● TASKS TO COMPLETE
[1] Copy word for word the passage from the post about John Kerry that begins at the words "Lying as Strategy" and stops after "Kerry is lying.".
[2] In the post about John Kerry, what reasons does the writer give for saying that President Bush did "level" with the American people about what it would take to prevail in Iraq? Answer in one to three sentences.
[3] Please write what comes next in the post about John Kerry, starting after its final sentence.

● EXTRACT TO READ

Friday, September 24

Lying as Strategy

"The first and most fundamental mistake was the president's failure to tell the truth to the American people." John Kerry

"The president also failed to level with the American people about what it would take to prevail in Iraq." John Kerry

This is how John Kerry calls President Bush a liar.

But he's wrong -- in fact, since he knows the truth, it looks like Mr. Kerry is lying.

Here's why:
The truth Kerry thinks should have been told to the American people wasn't known as a truth at the time, and is questionable even today. From the time the President went to the UN for help in ousting Hussein to the day of the invasion, Hussein had plenty of time to move weapons to Syria or Iran. Just because we haven't found them (although we did find the portable labs and the fuselages of airplanes where terrorists were trained) doesn't mean they didn't exist. After all, Hussein used them on his own people and fired scuds into Israel in the 1980s-1990s.

Kerry himself told the American people the exact same things the President did. In 1997, speaking on CNN, John Kerry said, "We know we can't count on the French. We know we can't count on the Russians. We know that Iraq is a danger to the United States, and we reserve the right to take pre-emptive action whenever we feel it's in our national interest." That's just one of the many statements he made along those lines in the 1990s and early 2000s. And he voted to give the President the power to go to war without the UN. According to the way he is defining lying, Kerry lied when he said that.

Then there's the charge that the President didn't "level" with the people about what it would take to prevail in Iraq. But he did...again and again President Bush has said this would be a long war and that it will take courage to "stay the course" as he puts it. Of course he didn't give specifics. No one knew what those specifics would be, and at the very beginning the President told us that. The only thing we knew when we went to war is that it would be hard. And that we would persist until we won.

● GIVEN DATA
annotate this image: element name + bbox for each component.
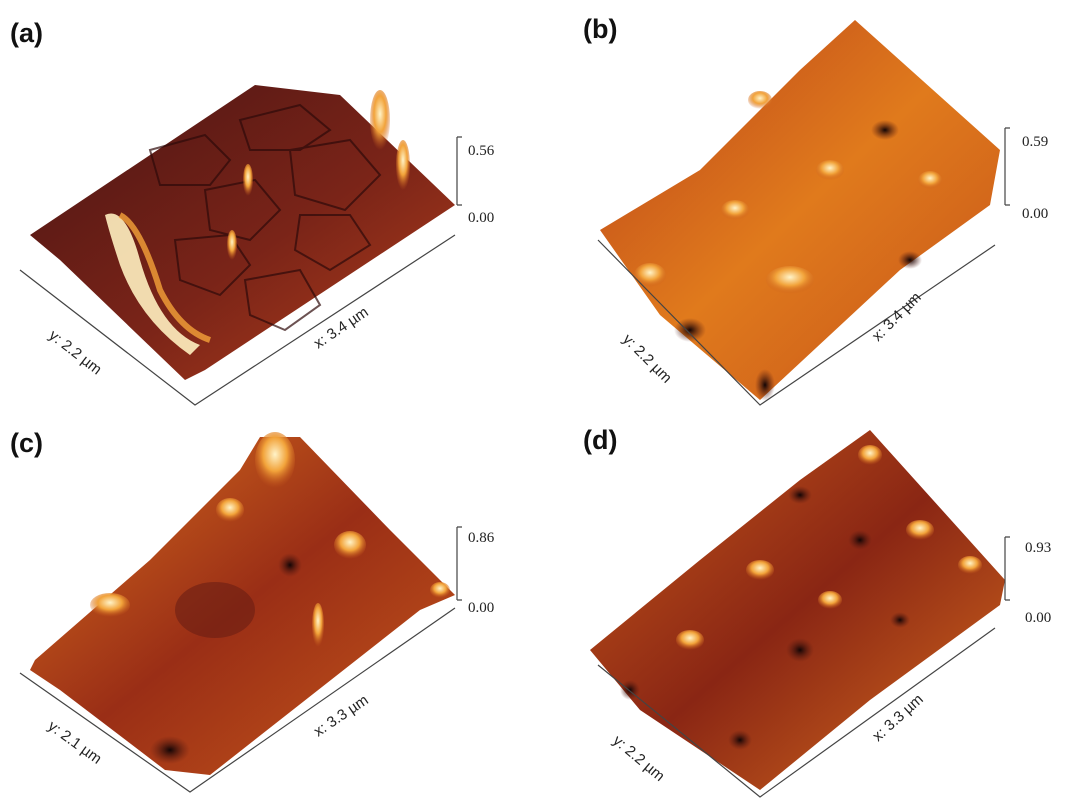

● ANSWERS TO THE PROBLEMS
[1]
Lying as Strategy

"The first and most fundamental mistake was the president's failure to tell the truth to the American people." John Kerry

"The president also failed to level with the American people about what it would take to prevail in Iraq." John Kerry

This is how John Kerry calls President Bush a liar.

But he's wrong -- in fact, since he knows the truth, it looks like Mr. Kerry is lying.

[2] President Bush said again and again that this would be a long war and that it would take courage to "stay the course." He gave no specifics because no one knew what they would be, and he told people that at the very beginning.

[3]
In his speech to a joint session of Congress in 2001, President Bush said, "This war will not be like the war against Iraq a decade ago, with a decisive liberation of territory and a swift conclusion. It will not look like the air war above Kosovo two years ago, where no ground troops were used and not a single American was lost in combat.

"Our response involves far more than instant retaliation and isolated strikes. Americans should not expect one battle, but a lengthy campaign, unlike any other we have ever seen. It may include dramatic strikes, visible on TV, and covert operations, secret even in success. We will starve terrorists of funding, turn them one against another, drive them from place to place, until there is no refuge or no rest. And we will pursue nations that provide aid or safe haven to terrorism." That's about as honest as you can be about war.

Kerry said today (Sept. 24)"I will finish the war in Iraq.” He doesn't say he will finish the job we started in Iraq; that he will see that the lives already lost will not have been lost in vain. Kerry is a quitter. He demonstrated that in Viet Nam and when he came home from the war.

Merriam Webster defines a lie as "an assertion of something known or believed by the speaker to be untrue with intent to deceive." It's clear that the President believed every word he said about Iraq. The secondary definition is the one Kerry relies on, and that is "something that misleads or deceives," This definition ignores intent and also doesn't consider when the deception occurs. Kerry assumes that any fact or statement that was believed when it was first presented is a lie if new information that fact or statement is determined to be inaccurate later. I don't think that's the traditional understanding of lying. If so, there are an awful lot of liars -- from scientists to teachers. That secondary definition clearly speaks to intent.

Therefore it is painfully clear that Mr. Kerry's strategy of accusing the President of lying is, in itself, a lie.


2 comments:

Karlo said...

So your saying that Bush really though Chalabi (a convicted criminal with a stake in a possible war) was telling the truth? A mountain of evidence before the war was somehow ignored. Was this merely a miscalculation? Let's not be naive.

Unknown said...

. I said very clearly in my statement on the Senate floor that I was committed to getting Saddam Hussein out of Kuwait ... and that I was prepared to go to war if it took that ..." (ABC’s "Nightline," 11/27/95)

Kerry, on December 11, 2001, talking about Iraq’s terrorist activities: "[Saddam Hussein] is and has acted like a terrorist, and he has engaged in activities that are unacceptable."

Kerry, on December 14, 2001, talking about Iraq’s central place in the war on terror:
"I think we clearly have to keep the pressure on terrorism globally. This doesn’t end with Afghanistan by any imagination. And I think the president has made that clear. I think we have made that clear. Terrorism is a global menace. It’s a scourge. And it is absolutely vital that we continue, for instance, Saddam Hussein."

SEN. JOHN KERRY: "[I]t is something that we know-for instance, Saddam Hussein has used weapons of mass destruction against his own people, and there is some evidence of their efforts to try to secure these kinds of weapons and even test them." (CBS’ "Face The Nation," 9/23/01)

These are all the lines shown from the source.